▸ To be done: Images embedded in the records are excluded; print everything else exactly as given.
BEGIN
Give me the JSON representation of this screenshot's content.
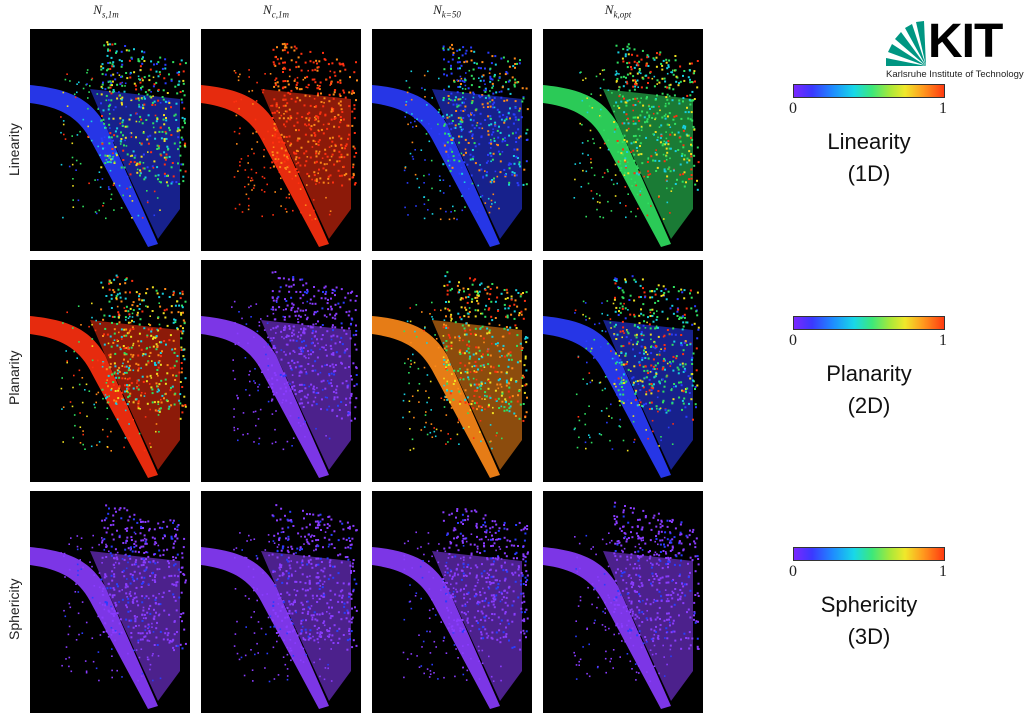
{
  "columns": [
    {
      "base": "N",
      "sub": "s,1m"
    },
    {
      "base": "N",
      "sub": "c,1m"
    },
    {
      "base": "N",
      "sub": "k=50"
    },
    {
      "base": "N",
      "sub": "k,opt"
    }
  ],
  "rows": [
    {
      "label": "Linearity",
      "colorbar_min": "0",
      "colorbar_max": "1",
      "title": "Linearity",
      "dim": "(1D)"
    },
    {
      "label": "Planarity",
      "colorbar_min": "0",
      "colorbar_max": "1",
      "title": "Planarity",
      "dim": "(2D)"
    },
    {
      "label": "Sphericity",
      "colorbar_min": "0",
      "colorbar_max": "1",
      "title": "Sphericity",
      "dim": "(3D)"
    }
  ],
  "panel_palettes": [
    [
      "mixed-green",
      "saturated-red",
      "mixed-blue",
      "mixed-lime"
    ],
    [
      "mixed-red",
      "violet",
      "mixed-orange",
      "mixed-green"
    ],
    [
      "violet",
      "violet",
      "violet",
      "violet"
    ]
  ],
  "colors": {
    "violet": "#8a3cff",
    "blue": "#2a3cff",
    "cyan": "#18d0e0",
    "green": "#30e060",
    "yellow": "#f0e020",
    "orange": "#ff8a18",
    "red": "#ff3010"
  },
  "logo": {
    "text": "KIT",
    "subtitle": "Karlsruhe Institute of Technology",
    "icon": "kit-fan-icon"
  }
}
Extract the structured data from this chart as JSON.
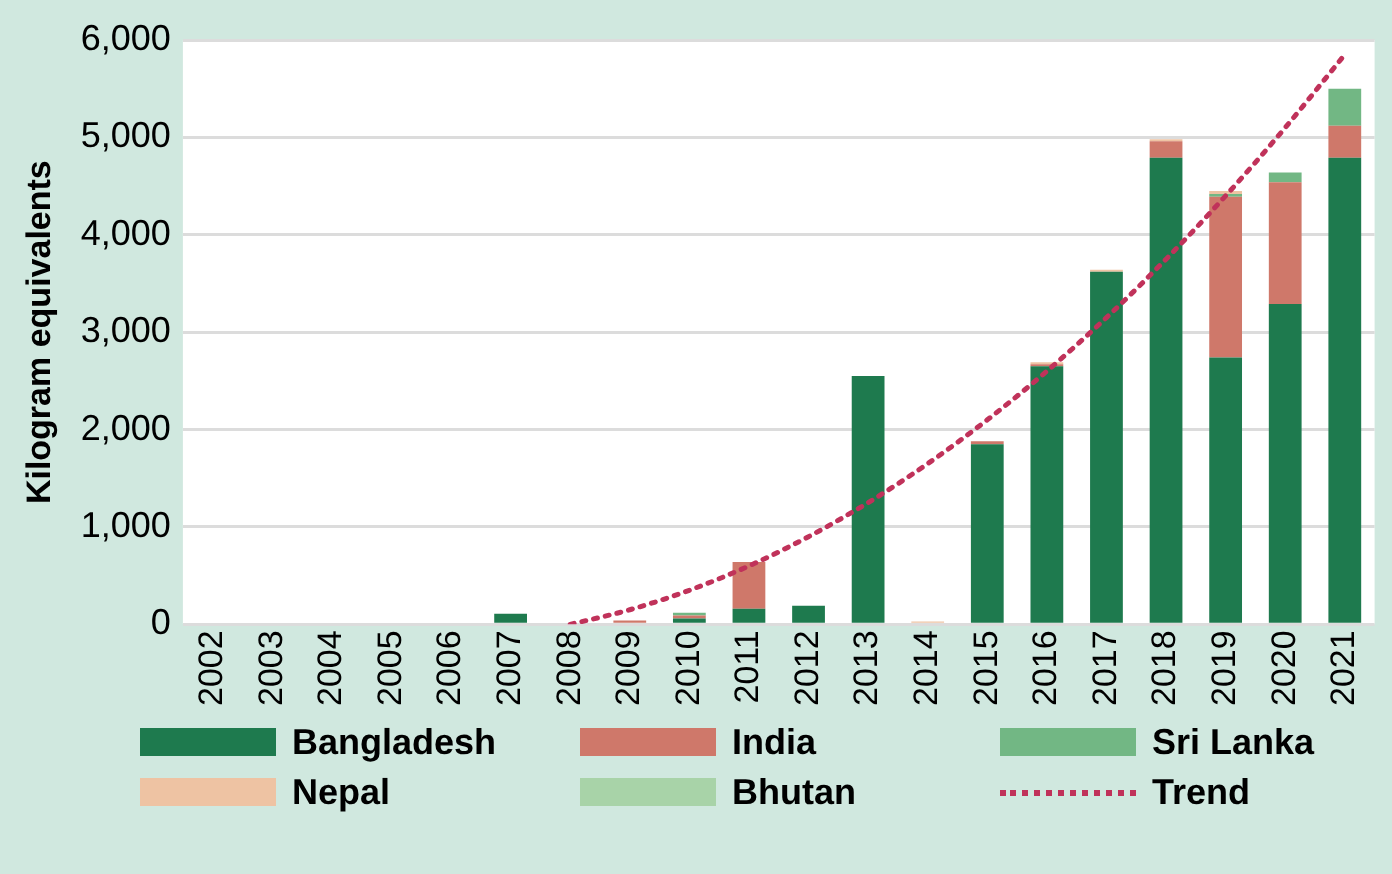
{
  "chart_data": {
    "type": "bar",
    "stacked": true,
    "ylabel": "Kilogram equivalents",
    "categories": [
      "2002",
      "2003",
      "2004",
      "2005",
      "2006",
      "2007",
      "2008",
      "2009",
      "2010",
      "2011",
      "2012",
      "2013",
      "2014",
      "2015",
      "2016",
      "2017",
      "2018",
      "2019",
      "2020",
      "2021"
    ],
    "series": [
      {
        "name": "Bangladesh",
        "color": "#1e7a4e",
        "values": [
          0,
          0,
          0,
          0,
          0,
          110,
          0,
          0,
          60,
          160,
          190,
          2550,
          0,
          1850,
          2650,
          3620,
          4790,
          2740,
          3290,
          4790
        ]
      },
      {
        "name": "India",
        "color": "#cf786a",
        "values": [
          0,
          0,
          0,
          0,
          0,
          0,
          0,
          40,
          30,
          480,
          0,
          0,
          0,
          30,
          20,
          0,
          170,
          1650,
          1250,
          330
        ]
      },
      {
        "name": "Sri Lanka",
        "color": "#72b784",
        "values": [
          0,
          0,
          0,
          0,
          0,
          0,
          0,
          0,
          30,
          0,
          0,
          0,
          0,
          0,
          0,
          0,
          0,
          30,
          100,
          380
        ]
      },
      {
        "name": "Nepal",
        "color": "#eec3a3",
        "values": [
          0,
          0,
          0,
          0,
          0,
          0,
          0,
          0,
          0,
          0,
          0,
          0,
          30,
          0,
          20,
          20,
          20,
          30,
          0,
          0
        ]
      },
      {
        "name": "Bhutan",
        "color": "#a8d3a8",
        "values": [
          0,
          0,
          0,
          0,
          0,
          0,
          0,
          0,
          0,
          0,
          0,
          0,
          0,
          0,
          0,
          0,
          0,
          0,
          0,
          0
        ]
      },
      {
        "name": "Trend",
        "type": "line",
        "color": "#c0325a",
        "line_style": "dotted",
        "marker": "none",
        "values": [
          null,
          null,
          null,
          null,
          null,
          null,
          0,
          150,
          350,
          600,
          900,
          1250,
          1650,
          2100,
          2600,
          3150,
          3750,
          4400,
          5100,
          5850
        ]
      }
    ],
    "ylim": [
      0,
      6000
    ],
    "yticks": [
      0,
      {
        "value": 1000,
        "label": "1,000"
      },
      {
        "value": 2000,
        "label": "2,000"
      },
      {
        "value": 3000,
        "label": "3,000"
      },
      {
        "value": 4000,
        "label": "4,000"
      },
      {
        "value": 5000,
        "label": "5,000"
      },
      {
        "value": 6000,
        "label": "6,000"
      }
    ],
    "grid": "y",
    "legend": "bottom"
  }
}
END
▸ Written response:
Give me the JSON representation of this screenshot's content.
{
  "columns": [
    {
      "base": "N",
      "sub": "s,1m"
    },
    {
      "base": "N",
      "sub": "c,1m"
    },
    {
      "base": "N",
      "sub": "k=50"
    },
    {
      "base": "N",
      "sub": "k,opt"
    }
  ],
  "rows": [
    {
      "label": "Linearity",
      "colorbar_min": "0",
      "colorbar_max": "1",
      "title": "Linearity",
      "dim": "(1D)"
    },
    {
      "label": "Planarity",
      "colorbar_min": "0",
      "colorbar_max": "1",
      "title": "Planarity",
      "dim": "(2D)"
    },
    {
      "label": "Sphericity",
      "colorbar_min": "0",
      "colorbar_max": "1",
      "title": "Sphericity",
      "dim": "(3D)"
    }
  ],
  "panel_palettes": [
    [
      "mixed-green",
      "saturated-red",
      "mixed-blue",
      "mixed-lime"
    ],
    [
      "mixed-red",
      "violet",
      "mixed-orange",
      "mixed-green"
    ],
    [
      "violet",
      "violet",
      "violet",
      "violet"
    ]
  ],
  "colors": {
    "violet": "#8a3cff",
    "blue": "#2a3cff",
    "cyan": "#18d0e0",
    "green": "#30e060",
    "yellow": "#f0e020",
    "orange": "#ff8a18",
    "red": "#ff3010"
  },
  "logo": {
    "text": "KIT",
    "subtitle": "Karlsruhe Institute of Technology",
    "icon": "kit-fan-icon"
  }
}
Extract the structured data from this chart as JSON.
{
  "chart_data": {
    "type": "bar",
    "stacked": true,
    "ylabel": "Kilogram equivalents",
    "categories": [
      "2002",
      "2003",
      "2004",
      "2005",
      "2006",
      "2007",
      "2008",
      "2009",
      "2010",
      "2011",
      "2012",
      "2013",
      "2014",
      "2015",
      "2016",
      "2017",
      "2018",
      "2019",
      "2020",
      "2021"
    ],
    "series": [
      {
        "name": "Bangladesh",
        "color": "#1e7a4e",
        "values": [
          0,
          0,
          0,
          0,
          0,
          110,
          0,
          0,
          60,
          160,
          190,
          2550,
          0,
          1850,
          2650,
          3620,
          4790,
          2740,
          3290,
          4790
        ]
      },
      {
        "name": "India",
        "color": "#cf786a",
        "values": [
          0,
          0,
          0,
          0,
          0,
          0,
          0,
          40,
          30,
          480,
          0,
          0,
          0,
          30,
          20,
          0,
          170,
          1650,
          1250,
          330
        ]
      },
      {
        "name": "Sri Lanka",
        "color": "#72b784",
        "values": [
          0,
          0,
          0,
          0,
          0,
          0,
          0,
          0,
          30,
          0,
          0,
          0,
          0,
          0,
          0,
          0,
          0,
          30,
          100,
          380
        ]
      },
      {
        "name": "Nepal",
        "color": "#eec3a3",
        "values": [
          0,
          0,
          0,
          0,
          0,
          0,
          0,
          0,
          0,
          0,
          0,
          0,
          30,
          0,
          20,
          20,
          20,
          30,
          0,
          0
        ]
      },
      {
        "name": "Bhutan",
        "color": "#a8d3a8",
        "values": [
          0,
          0,
          0,
          0,
          0,
          0,
          0,
          0,
          0,
          0,
          0,
          0,
          0,
          0,
          0,
          0,
          0,
          0,
          0,
          0
        ]
      },
      {
        "name": "Trend",
        "type": "line",
        "color": "#c0325a",
        "line_style": "dotted",
        "marker": "none",
        "values": [
          null,
          null,
          null,
          null,
          null,
          null,
          0,
          150,
          350,
          600,
          900,
          1250,
          1650,
          2100,
          2600,
          3150,
          3750,
          4400,
          5100,
          5850
        ]
      }
    ],
    "ylim": [
      0,
      6000
    ],
    "yticks": [
      0,
      {
        "value": 1000,
        "label": "1,000"
      },
      {
        "value": 2000,
        "label": "2,000"
      },
      {
        "value": 3000,
        "label": "3,000"
      },
      {
        "value": 4000,
        "label": "4,000"
      },
      {
        "value": 5000,
        "label": "5,000"
      },
      {
        "value": 6000,
        "label": "6,000"
      }
    ],
    "grid": "y",
    "legend": "bottom"
  }
}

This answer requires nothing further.